> [PROBLEM REQUIREMENTS]:
From the entries below, copy every line where the string "object" appears.

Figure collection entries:
###

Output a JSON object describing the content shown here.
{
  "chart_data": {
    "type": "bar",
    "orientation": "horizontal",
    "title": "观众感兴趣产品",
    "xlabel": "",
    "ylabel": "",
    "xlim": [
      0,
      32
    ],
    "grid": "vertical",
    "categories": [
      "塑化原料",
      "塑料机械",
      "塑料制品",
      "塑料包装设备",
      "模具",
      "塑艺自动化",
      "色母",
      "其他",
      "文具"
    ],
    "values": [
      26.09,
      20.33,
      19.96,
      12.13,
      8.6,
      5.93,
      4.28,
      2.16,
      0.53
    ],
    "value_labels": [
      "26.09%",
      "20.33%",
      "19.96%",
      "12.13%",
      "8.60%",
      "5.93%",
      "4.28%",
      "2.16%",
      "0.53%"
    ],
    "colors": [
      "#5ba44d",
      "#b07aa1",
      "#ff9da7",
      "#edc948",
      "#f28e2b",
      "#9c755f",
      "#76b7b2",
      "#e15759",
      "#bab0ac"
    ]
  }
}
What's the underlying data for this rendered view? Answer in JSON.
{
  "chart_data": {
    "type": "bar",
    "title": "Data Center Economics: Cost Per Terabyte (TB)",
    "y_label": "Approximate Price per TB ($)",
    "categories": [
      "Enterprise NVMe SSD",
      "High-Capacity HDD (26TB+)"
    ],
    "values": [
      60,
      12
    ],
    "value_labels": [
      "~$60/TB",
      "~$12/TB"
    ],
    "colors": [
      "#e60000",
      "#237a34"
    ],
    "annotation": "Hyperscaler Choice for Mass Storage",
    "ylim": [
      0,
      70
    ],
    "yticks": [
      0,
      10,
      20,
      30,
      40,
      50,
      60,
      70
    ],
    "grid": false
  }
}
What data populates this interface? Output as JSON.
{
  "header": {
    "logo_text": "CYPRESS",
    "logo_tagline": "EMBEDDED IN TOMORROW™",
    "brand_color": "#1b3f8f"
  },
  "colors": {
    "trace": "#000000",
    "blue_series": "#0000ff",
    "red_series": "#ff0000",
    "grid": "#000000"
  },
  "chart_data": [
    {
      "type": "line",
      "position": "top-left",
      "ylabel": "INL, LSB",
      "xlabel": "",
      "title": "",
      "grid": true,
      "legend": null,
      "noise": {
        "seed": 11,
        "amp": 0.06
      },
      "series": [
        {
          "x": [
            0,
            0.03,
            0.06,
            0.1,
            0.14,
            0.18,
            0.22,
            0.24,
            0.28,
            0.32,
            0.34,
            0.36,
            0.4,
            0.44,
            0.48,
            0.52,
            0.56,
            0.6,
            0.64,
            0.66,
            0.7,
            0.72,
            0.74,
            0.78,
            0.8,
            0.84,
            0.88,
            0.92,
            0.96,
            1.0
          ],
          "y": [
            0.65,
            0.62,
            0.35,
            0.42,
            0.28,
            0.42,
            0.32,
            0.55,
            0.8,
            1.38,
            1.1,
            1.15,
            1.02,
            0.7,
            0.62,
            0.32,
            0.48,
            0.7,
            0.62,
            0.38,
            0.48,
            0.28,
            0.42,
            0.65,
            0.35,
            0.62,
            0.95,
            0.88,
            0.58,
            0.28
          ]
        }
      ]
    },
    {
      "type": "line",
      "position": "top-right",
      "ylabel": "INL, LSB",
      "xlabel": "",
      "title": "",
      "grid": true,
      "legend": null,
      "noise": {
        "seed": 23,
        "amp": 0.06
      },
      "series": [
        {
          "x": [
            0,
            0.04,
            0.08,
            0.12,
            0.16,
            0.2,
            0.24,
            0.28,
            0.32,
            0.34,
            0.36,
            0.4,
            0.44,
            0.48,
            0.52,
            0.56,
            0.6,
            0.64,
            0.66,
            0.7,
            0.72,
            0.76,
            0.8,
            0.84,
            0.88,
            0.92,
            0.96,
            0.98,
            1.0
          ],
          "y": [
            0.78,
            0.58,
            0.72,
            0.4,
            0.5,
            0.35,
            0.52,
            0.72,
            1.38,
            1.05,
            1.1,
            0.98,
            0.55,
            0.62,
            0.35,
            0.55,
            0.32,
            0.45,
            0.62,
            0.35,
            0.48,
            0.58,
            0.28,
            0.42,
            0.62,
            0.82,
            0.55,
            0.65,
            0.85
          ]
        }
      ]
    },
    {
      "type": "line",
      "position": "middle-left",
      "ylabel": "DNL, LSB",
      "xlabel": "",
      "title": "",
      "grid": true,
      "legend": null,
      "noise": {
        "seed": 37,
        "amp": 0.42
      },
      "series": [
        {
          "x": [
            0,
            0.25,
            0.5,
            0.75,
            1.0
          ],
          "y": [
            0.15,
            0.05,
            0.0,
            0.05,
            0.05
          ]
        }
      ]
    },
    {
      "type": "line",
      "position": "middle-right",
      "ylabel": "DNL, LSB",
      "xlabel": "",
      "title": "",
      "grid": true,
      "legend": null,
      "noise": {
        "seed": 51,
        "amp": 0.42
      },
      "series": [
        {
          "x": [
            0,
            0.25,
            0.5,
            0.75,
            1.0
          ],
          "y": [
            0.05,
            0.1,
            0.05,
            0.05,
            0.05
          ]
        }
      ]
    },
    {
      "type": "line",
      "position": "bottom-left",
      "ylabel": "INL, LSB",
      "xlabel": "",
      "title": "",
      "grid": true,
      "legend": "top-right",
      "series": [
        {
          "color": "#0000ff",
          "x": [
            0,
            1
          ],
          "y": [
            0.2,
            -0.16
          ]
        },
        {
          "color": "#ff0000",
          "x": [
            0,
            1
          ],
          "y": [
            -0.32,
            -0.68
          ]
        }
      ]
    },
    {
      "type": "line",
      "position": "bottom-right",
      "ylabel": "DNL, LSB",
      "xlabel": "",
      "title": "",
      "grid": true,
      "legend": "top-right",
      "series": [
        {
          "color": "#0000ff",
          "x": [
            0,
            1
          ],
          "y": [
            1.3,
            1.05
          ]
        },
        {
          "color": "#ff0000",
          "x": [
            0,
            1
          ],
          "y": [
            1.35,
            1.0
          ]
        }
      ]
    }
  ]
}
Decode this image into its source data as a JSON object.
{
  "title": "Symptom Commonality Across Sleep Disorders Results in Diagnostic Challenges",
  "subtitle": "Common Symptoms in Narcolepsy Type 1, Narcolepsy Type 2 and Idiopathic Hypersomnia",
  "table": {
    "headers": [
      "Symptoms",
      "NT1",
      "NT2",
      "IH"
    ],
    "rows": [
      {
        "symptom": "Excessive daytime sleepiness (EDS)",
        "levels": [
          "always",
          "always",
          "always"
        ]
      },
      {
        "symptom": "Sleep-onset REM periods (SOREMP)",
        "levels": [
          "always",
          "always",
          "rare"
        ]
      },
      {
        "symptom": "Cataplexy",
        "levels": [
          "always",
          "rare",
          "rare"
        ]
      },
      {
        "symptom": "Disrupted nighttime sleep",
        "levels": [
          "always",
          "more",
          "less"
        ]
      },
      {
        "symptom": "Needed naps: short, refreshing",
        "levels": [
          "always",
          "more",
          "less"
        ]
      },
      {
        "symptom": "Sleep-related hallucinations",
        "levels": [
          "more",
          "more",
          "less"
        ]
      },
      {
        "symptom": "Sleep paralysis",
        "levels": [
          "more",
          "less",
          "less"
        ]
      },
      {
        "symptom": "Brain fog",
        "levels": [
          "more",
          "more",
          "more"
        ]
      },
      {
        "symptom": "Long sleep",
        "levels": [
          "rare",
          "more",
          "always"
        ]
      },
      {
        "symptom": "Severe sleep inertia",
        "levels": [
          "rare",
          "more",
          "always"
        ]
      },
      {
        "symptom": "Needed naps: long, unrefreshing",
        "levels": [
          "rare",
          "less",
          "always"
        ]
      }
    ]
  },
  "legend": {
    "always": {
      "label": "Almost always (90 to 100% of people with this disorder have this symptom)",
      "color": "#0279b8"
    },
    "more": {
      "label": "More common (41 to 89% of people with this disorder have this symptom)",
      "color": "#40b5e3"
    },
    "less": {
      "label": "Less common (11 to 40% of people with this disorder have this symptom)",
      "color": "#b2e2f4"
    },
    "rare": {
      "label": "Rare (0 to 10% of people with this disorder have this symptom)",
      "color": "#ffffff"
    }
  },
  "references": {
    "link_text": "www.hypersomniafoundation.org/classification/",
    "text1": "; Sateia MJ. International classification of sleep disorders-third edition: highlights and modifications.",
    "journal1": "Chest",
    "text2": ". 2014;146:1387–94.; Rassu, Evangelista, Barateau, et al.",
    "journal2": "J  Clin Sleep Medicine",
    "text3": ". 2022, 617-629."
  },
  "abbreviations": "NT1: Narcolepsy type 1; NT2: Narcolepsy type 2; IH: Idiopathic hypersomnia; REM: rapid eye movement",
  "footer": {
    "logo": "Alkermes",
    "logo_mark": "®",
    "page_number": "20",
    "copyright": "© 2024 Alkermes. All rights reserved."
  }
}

###

> [WRITTEN RESPONSE]:
Output a JSON object describing the content shown here.
Decode this image into its source data as a JSON object.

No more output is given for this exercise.